>> Begin Supplied material

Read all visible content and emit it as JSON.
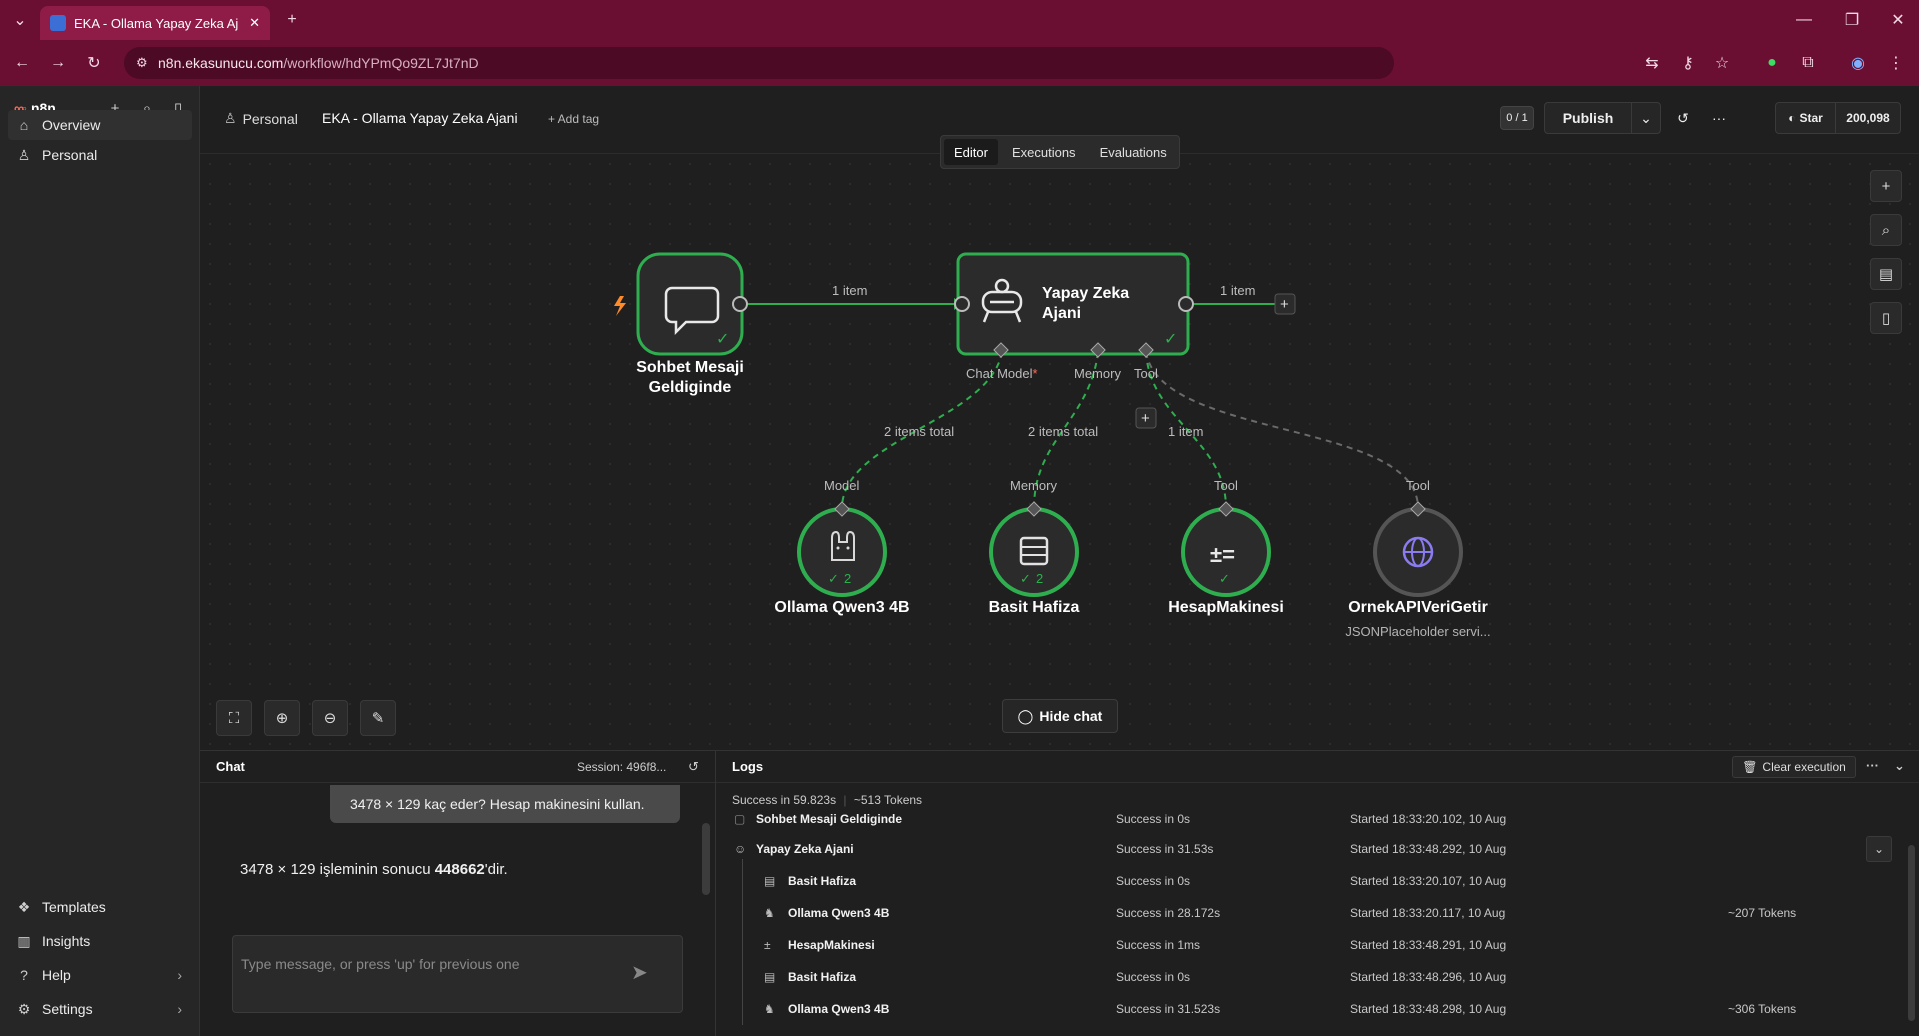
{
  "browser": {
    "tab_title": "EKA - Ollama Yapay Zeka Aj",
    "url_host": "n8n.ekasunucu.com",
    "url_path": "/workflow/hdYPmQo9ZL7Jt7nD"
  },
  "sidebar": {
    "brand": "n8n",
    "items": [
      {
        "label": "Overview"
      },
      {
        "label": "Personal"
      }
    ],
    "bottom_items": [
      {
        "label": "Templates"
      },
      {
        "label": "Insights"
      },
      {
        "label": "Help"
      },
      {
        "label": "Settings"
      }
    ]
  },
  "header": {
    "project": "Personal",
    "workflow_name": "EKA - Ollama Yapay Zeka Ajani",
    "add_tag": "+ Add tag",
    "counter": "0 / 1",
    "publish": "Publish",
    "star": "Star",
    "star_count": "200,098",
    "tabs": [
      "Editor",
      "Executions",
      "Evaluations"
    ]
  },
  "canvas": {
    "nodes": {
      "trigger": {
        "label1": "Sohbet Mesaji",
        "label2": "Geldiginde"
      },
      "agent": {
        "label1": "Yapay Zeka",
        "label2": "Ajani",
        "ports": [
          "Chat Model",
          "Memory",
          "Tool"
        ],
        "required_mark": "*"
      },
      "ollama": {
        "label": "Ollama Qwen3 4B",
        "count": "2",
        "port": "Model"
      },
      "memory": {
        "label": "Basit Hafiza",
        "count": "2",
        "port": "Memory"
      },
      "calc": {
        "label": "HesapMakinesi",
        "port": "Tool"
      },
      "api": {
        "label": "OrnekAPIVeriGetir",
        "sub": "JSONPlaceholder servi...",
        "port": "Tool"
      }
    },
    "connections": {
      "trigger_agent": "1 item",
      "agent_out": "1 item",
      "model": "2 items total",
      "memory": "2 items total",
      "tool": "1 item"
    },
    "hide_chat": "Hide chat"
  },
  "chat": {
    "title": "Chat",
    "session": "Session: 496f8...",
    "user_message": "3478 × 129 kaç eder? Hesap makinesini kullan.",
    "bot_prefix": "3478 × 129 işleminin sonucu ",
    "bot_bold": "448662",
    "bot_suffix": "'dir.",
    "input_placeholder": "Type message, or press 'up' for previous one"
  },
  "logs": {
    "title": "Logs",
    "clear": "Clear execution",
    "summary_success": "Success in 59.823s",
    "summary_tokens": "~513 Tokens",
    "rows": [
      {
        "name": "Sohbet Mesaji Geldiginde",
        "status": "Success in 0s",
        "started": "Started 18:33:20.102, 10 Aug",
        "tokens": ""
      },
      {
        "name": "Yapay Zeka Ajani",
        "status": "Success in 31.53s",
        "started": "Started 18:33:48.292, 10 Aug",
        "tokens": ""
      },
      {
        "name": "Basit Hafiza",
        "status": "Success in 0s",
        "started": "Started 18:33:20.107, 10 Aug",
        "tokens": ""
      },
      {
        "name": "Ollama Qwen3 4B",
        "status": "Success in 28.172s",
        "started": "Started 18:33:20.117, 10 Aug",
        "tokens": "~207 Tokens"
      },
      {
        "name": "HesapMakinesi",
        "status": "Success in 1ms",
        "started": "Started 18:33:48.291, 10 Aug",
        "tokens": ""
      },
      {
        "name": "Basit Hafiza",
        "status": "Success in 0s",
        "started": "Started 18:33:48.296, 10 Aug",
        "tokens": ""
      },
      {
        "name": "Ollama Qwen3 4B",
        "status": "Success in 31.523s",
        "started": "Started 18:33:48.298, 10 Aug",
        "tokens": "~306 Tokens"
      }
    ]
  },
  "colors": {
    "browser_accent": "#6a0f32",
    "success_green": "#2fae4f",
    "node_bg": "#2b2b2b",
    "n8n_brand": "#ff6d5a"
  }
}
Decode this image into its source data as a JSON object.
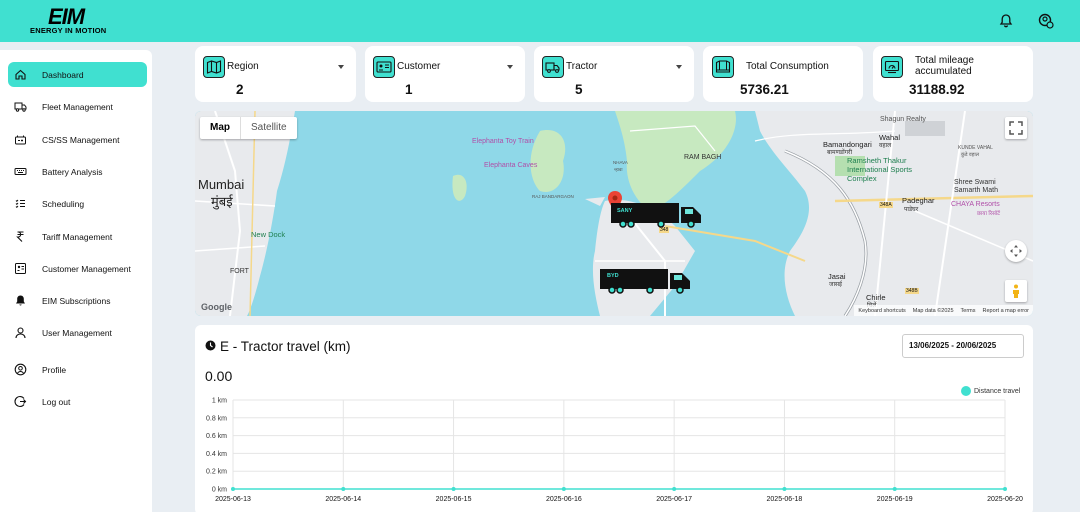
{
  "brand": {
    "logo_main": "EIM",
    "logo_sub": "ENERGY IN MOTION"
  },
  "sidebar": {
    "items": [
      {
        "label": "Dashboard",
        "icon": "home-icon",
        "active": true
      },
      {
        "label": "Fleet Management",
        "icon": "truck-icon"
      },
      {
        "label": "CS/SS Management",
        "icon": "battery-station-icon"
      },
      {
        "label": "Battery Analysis",
        "icon": "keyboard-icon"
      },
      {
        "label": "Scheduling",
        "icon": "list-icon"
      },
      {
        "label": "Tariff Management",
        "icon": "rupee-icon"
      },
      {
        "label": "Customer Management",
        "icon": "id-card-icon"
      },
      {
        "label": "EIM Subscriptions",
        "icon": "bell-icon"
      },
      {
        "label": "User Management",
        "icon": "user-icon"
      },
      {
        "label": "Profile",
        "icon": "profile-circle-icon"
      },
      {
        "label": "Log out",
        "icon": "logout-icon"
      }
    ]
  },
  "cards": [
    {
      "title": "Region",
      "value": "2",
      "icon": "map-icon",
      "dropdown": true
    },
    {
      "title": "Customer",
      "value": "1",
      "icon": "id-card-icon",
      "dropdown": true
    },
    {
      "title": "Tractor",
      "value": "5",
      "icon": "truck-icon",
      "dropdown": true
    },
    {
      "title": "Total Consumption",
      "value": "5736.21",
      "icon": "book-icon",
      "dropdown": false
    },
    {
      "title_line1": "Total mileage",
      "title_line2": "accumulated",
      "value": "31188.92",
      "icon": "gauge-icon",
      "dropdown": false
    }
  ],
  "map": {
    "type_map": "Map",
    "type_satellite": "Satellite",
    "labels": {
      "mumbai_en": "Mumbai",
      "mumbai_mr": "मुंबई",
      "new_dock": "New Dock",
      "fort": "FORT",
      "elephanta_toy_train": "Elephanta Toy Train",
      "elephanta_caves": "Elephanta Caves",
      "raj_bandargaon": "RAJ BANDARGAON",
      "nhava": "NHAVA",
      "nhava_mr": "न्हावा",
      "ram_bagh": "RAM BAGH",
      "shagun_realty": "Shagun Realty",
      "wahal": "Wahal",
      "wahal_mr": "वहाल",
      "bamandongari": "Bamandongari",
      "bamandongari_mr": "बामणडोंगरी",
      "ramsheth": "Ramsheth Thakur",
      "ramsheth2": "International Sports",
      "ramsheth3": "Complex",
      "kunde_vahal": "KUNDE VAHAL",
      "kunde_vahal_mr": "कुंडे वहाल",
      "shree_swami": "Shree Swami",
      "samarth_math": "Samarth Math",
      "padeghar": "Padeghar",
      "padeghar_mr": "पाडेघर",
      "chaya": "CHAYA Resorts",
      "chaya_mr": "छाया रिसॉर्ट",
      "jasai": "Jasai",
      "jasai_mr": "जासई",
      "chirle": "Chirle",
      "chirle_mr": "चिर्ले",
      "road_348": "348",
      "road_348a": "348A",
      "road_348b": "348B",
      "google": "Google"
    },
    "trucks": [
      {
        "label": "SANY"
      },
      {
        "label": "BYD"
      }
    ],
    "footer": {
      "shortcuts": "Keyboard shortcuts",
      "mapdata": "Map data ©2025",
      "terms": "Terms",
      "report": "Report a map error"
    }
  },
  "travel_chart": {
    "title": "E - Tractor travel (km)",
    "date_range": "13/06/2025 - 20/06/2025",
    "total": "0.00"
  },
  "chart_data": {
    "type": "line",
    "title": "E - Tractor travel (km)",
    "x": [
      "2025-06-13",
      "2025-06-14",
      "2025-06-15",
      "2025-06-16",
      "2025-06-17",
      "2025-06-18",
      "2025-06-19",
      "2025-06-20"
    ],
    "series": [
      {
        "name": "Distance travel",
        "values": [
          0,
          0,
          0,
          0,
          0,
          0,
          0,
          0
        ],
        "color": "#40e0d0"
      }
    ],
    "ylim": [
      0,
      1
    ],
    "yticks": [
      "0 km",
      "0.2 km",
      "0.4 km",
      "0.6 km",
      "0.8 km",
      "1 km"
    ],
    "ytick_values": [
      0,
      0.2,
      0.4,
      0.6,
      0.8,
      1
    ],
    "grid": true,
    "legend": "top-right"
  }
}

>> End Supplied material

• [Given task] From the records, copy every line that has the string "status" in it.

• [Solution to this task]
        "status": "Success in 0s",
        "status": "Success in 31.53s",
        "status": "Success in 0s",
        "status": "Success in 28.172s",
        "status": "Success in 1ms",
        "status": "Success in 0s",
        "status": "Success in 31.523s",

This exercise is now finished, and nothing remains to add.